## Requirements
Without omitting anything, return the records precisely as given.

★ ★ ★ ★

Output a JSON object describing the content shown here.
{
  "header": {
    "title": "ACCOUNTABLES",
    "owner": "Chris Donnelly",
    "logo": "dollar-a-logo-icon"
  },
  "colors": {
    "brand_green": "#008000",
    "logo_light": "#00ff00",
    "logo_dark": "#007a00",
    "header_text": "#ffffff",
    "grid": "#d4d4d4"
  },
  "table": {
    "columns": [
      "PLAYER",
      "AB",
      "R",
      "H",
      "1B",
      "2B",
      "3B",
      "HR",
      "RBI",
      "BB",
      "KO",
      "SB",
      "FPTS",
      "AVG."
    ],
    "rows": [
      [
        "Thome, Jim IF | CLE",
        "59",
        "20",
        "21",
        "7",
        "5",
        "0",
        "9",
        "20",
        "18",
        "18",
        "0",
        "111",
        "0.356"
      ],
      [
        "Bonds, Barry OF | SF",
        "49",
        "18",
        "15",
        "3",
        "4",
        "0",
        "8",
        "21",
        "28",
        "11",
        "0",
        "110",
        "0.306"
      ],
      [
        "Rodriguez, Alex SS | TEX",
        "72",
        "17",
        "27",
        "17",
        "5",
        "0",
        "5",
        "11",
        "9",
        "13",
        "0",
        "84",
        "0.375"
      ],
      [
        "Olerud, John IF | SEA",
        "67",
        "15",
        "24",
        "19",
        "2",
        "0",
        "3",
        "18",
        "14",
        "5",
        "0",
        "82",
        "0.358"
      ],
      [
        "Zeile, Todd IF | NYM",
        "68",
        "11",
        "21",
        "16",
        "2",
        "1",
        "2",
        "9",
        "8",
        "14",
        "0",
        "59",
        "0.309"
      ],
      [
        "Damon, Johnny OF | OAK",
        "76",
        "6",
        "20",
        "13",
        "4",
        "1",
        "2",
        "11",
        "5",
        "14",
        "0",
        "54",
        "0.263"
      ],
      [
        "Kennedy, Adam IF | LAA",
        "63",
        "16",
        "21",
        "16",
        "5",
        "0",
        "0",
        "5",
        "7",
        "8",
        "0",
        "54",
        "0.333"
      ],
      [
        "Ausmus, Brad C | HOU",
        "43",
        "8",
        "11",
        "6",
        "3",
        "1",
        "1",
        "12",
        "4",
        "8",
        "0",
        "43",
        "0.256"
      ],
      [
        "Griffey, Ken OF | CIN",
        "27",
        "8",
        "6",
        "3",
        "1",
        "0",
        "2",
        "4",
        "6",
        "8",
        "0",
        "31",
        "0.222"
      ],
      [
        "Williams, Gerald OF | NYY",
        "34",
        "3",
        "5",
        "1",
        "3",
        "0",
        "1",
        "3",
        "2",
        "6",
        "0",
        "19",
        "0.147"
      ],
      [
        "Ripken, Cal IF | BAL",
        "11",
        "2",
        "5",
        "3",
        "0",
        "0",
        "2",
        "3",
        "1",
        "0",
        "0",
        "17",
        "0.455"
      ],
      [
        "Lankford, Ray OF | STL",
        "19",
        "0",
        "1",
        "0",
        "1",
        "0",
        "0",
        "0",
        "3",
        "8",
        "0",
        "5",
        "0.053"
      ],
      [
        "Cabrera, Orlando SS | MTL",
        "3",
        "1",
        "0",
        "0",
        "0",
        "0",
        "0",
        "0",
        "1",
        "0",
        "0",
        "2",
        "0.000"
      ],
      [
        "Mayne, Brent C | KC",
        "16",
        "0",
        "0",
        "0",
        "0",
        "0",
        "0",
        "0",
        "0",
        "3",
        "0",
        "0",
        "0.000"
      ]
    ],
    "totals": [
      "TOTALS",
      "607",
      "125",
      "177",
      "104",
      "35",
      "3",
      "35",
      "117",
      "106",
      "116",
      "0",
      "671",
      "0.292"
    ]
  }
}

★ ★ ★ ★

## Output for this task
Output a JSON object describing the content shown here.
{
  "header": {
    "title": "ACCOUNTABLES",
    "owner": "Chris Donnelly",
    "logo": "dollar-a-logo-icon"
  },
  "colors": {
    "brand_green": "#008000",
    "logo_light": "#00ff00",
    "logo_dark": "#007a00",
    "header_text": "#ffffff",
    "grid": "#d4d4d4"
  },
  "table": {
    "columns": [
      "PLAYER",
      "AB",
      "R",
      "H",
      "1B",
      "2B",
      "3B",
      "HR",
      "RBI",
      "BB",
      "KO",
      "SB",
      "FPTS",
      "AVG."
    ],
    "rows": [
      [
        "Thome, Jim IF | CLE",
        "59",
        "20",
        "21",
        "7",
        "5",
        "0",
        "9",
        "20",
        "18",
        "18",
        "0",
        "111",
        "0.356"
      ],
      [
        "Bonds, Barry OF | SF",
        "49",
        "18",
        "15",
        "3",
        "4",
        "0",
        "8",
        "21",
        "28",
        "11",
        "0",
        "110",
        "0.306"
      ],
      [
        "Rodriguez, Alex SS | TEX",
        "72",
        "17",
        "27",
        "17",
        "5",
        "0",
        "5",
        "11",
        "9",
        "13",
        "0",
        "84",
        "0.375"
      ],
      [
        "Olerud, John IF | SEA",
        "67",
        "15",
        "24",
        "19",
        "2",
        "0",
        "3",
        "18",
        "14",
        "5",
        "0",
        "82",
        "0.358"
      ],
      [
        "Zeile, Todd IF | NYM",
        "68",
        "11",
        "21",
        "16",
        "2",
        "1",
        "2",
        "9",
        "8",
        "14",
        "0",
        "59",
        "0.309"
      ],
      [
        "Damon, Johnny OF | OAK",
        "76",
        "6",
        "20",
        "13",
        "4",
        "1",
        "2",
        "11",
        "5",
        "14",
        "0",
        "54",
        "0.263"
      ],
      [
        "Kennedy, Adam IF | LAA",
        "63",
        "16",
        "21",
        "16",
        "5",
        "0",
        "0",
        "5",
        "7",
        "8",
        "0",
        "54",
        "0.333"
      ],
      [
        "Ausmus, Brad C | HOU",
        "43",
        "8",
        "11",
        "6",
        "3",
        "1",
        "1",
        "12",
        "4",
        "8",
        "0",
        "43",
        "0.256"
      ],
      [
        "Griffey, Ken OF | CIN",
        "27",
        "8",
        "6",
        "3",
        "1",
        "0",
        "2",
        "4",
        "6",
        "8",
        "0",
        "31",
        "0.222"
      ],
      [
        "Williams, Gerald OF | NYY",
        "34",
        "3",
        "5",
        "1",
        "3",
        "0",
        "1",
        "3",
        "2",
        "6",
        "0",
        "19",
        "0.147"
      ],
      [
        "Ripken, Cal IF | BAL",
        "11",
        "2",
        "5",
        "3",
        "0",
        "0",
        "2",
        "3",
        "1",
        "0",
        "0",
        "17",
        "0.455"
      ],
      [
        "Lankford, Ray OF | STL",
        "19",
        "0",
        "1",
        "0",
        "1",
        "0",
        "0",
        "0",
        "3",
        "8",
        "0",
        "5",
        "0.053"
      ],
      [
        "Cabrera, Orlando SS | MTL",
        "3",
        "1",
        "0",
        "0",
        "0",
        "0",
        "0",
        "0",
        "1",
        "0",
        "0",
        "2",
        "0.000"
      ],
      [
        "Mayne, Brent C | KC",
        "16",
        "0",
        "0",
        "0",
        "0",
        "0",
        "0",
        "0",
        "0",
        "3",
        "0",
        "0",
        "0.000"
      ]
    ],
    "totals": [
      "TOTALS",
      "607",
      "125",
      "177",
      "104",
      "35",
      "3",
      "35",
      "117",
      "106",
      "116",
      "0",
      "671",
      "0.292"
    ]
  }
}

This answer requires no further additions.